--- begin Given entries ---

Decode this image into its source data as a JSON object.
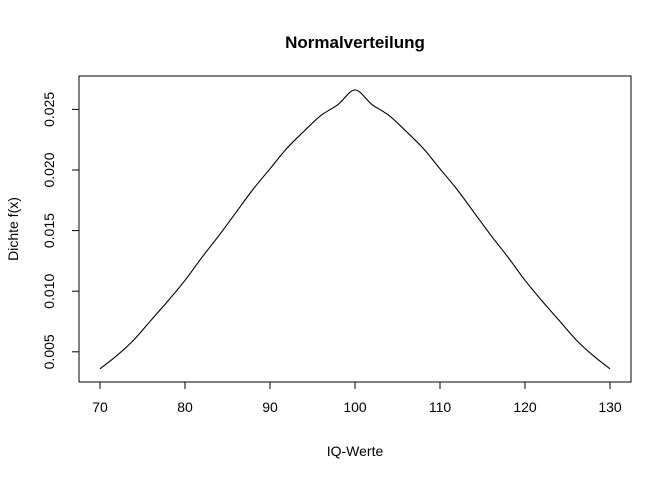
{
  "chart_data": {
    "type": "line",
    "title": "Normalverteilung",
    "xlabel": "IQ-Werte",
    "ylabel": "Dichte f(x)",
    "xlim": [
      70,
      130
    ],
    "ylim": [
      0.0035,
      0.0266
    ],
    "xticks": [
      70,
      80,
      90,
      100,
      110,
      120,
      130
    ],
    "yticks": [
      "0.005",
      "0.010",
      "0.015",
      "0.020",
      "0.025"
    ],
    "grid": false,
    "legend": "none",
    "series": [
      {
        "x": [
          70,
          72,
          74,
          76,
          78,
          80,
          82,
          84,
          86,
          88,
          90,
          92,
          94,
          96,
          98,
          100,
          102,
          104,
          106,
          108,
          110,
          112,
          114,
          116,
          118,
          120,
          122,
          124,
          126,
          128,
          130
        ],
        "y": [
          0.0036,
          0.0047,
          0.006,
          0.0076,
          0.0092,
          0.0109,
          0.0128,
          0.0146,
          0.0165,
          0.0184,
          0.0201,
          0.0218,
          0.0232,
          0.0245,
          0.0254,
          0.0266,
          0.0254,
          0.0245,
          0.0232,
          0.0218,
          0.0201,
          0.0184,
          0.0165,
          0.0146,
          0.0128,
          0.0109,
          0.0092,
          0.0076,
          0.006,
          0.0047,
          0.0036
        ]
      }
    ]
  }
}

--- end Given entries ---

**Stated exercise**: Repeat the material exactly as it reads, without any of its pictures.

**Finished task**:
Decode this image into its source data as a JSON object.
{
  "chart_data": {
    "type": "line",
    "title": "Normalverteilung",
    "xlabel": "IQ-Werte",
    "ylabel": "Dichte f(x)",
    "xlim": [
      70,
      130
    ],
    "ylim": [
      0.0035,
      0.0266
    ],
    "xticks": [
      70,
      80,
      90,
      100,
      110,
      120,
      130
    ],
    "yticks": [
      "0.005",
      "0.010",
      "0.015",
      "0.020",
      "0.025"
    ],
    "grid": false,
    "legend": "none",
    "series": [
      {
        "x": [
          70,
          72,
          74,
          76,
          78,
          80,
          82,
          84,
          86,
          88,
          90,
          92,
          94,
          96,
          98,
          100,
          102,
          104,
          106,
          108,
          110,
          112,
          114,
          116,
          118,
          120,
          122,
          124,
          126,
          128,
          130
        ],
        "y": [
          0.0036,
          0.0047,
          0.006,
          0.0076,
          0.0092,
          0.0109,
          0.0128,
          0.0146,
          0.0165,
          0.0184,
          0.0201,
          0.0218,
          0.0232,
          0.0245,
          0.0254,
          0.0266,
          0.0254,
          0.0245,
          0.0232,
          0.0218,
          0.0201,
          0.0184,
          0.0165,
          0.0146,
          0.0128,
          0.0109,
          0.0092,
          0.0076,
          0.006,
          0.0047,
          0.0036
        ]
      }
    ]
  }
}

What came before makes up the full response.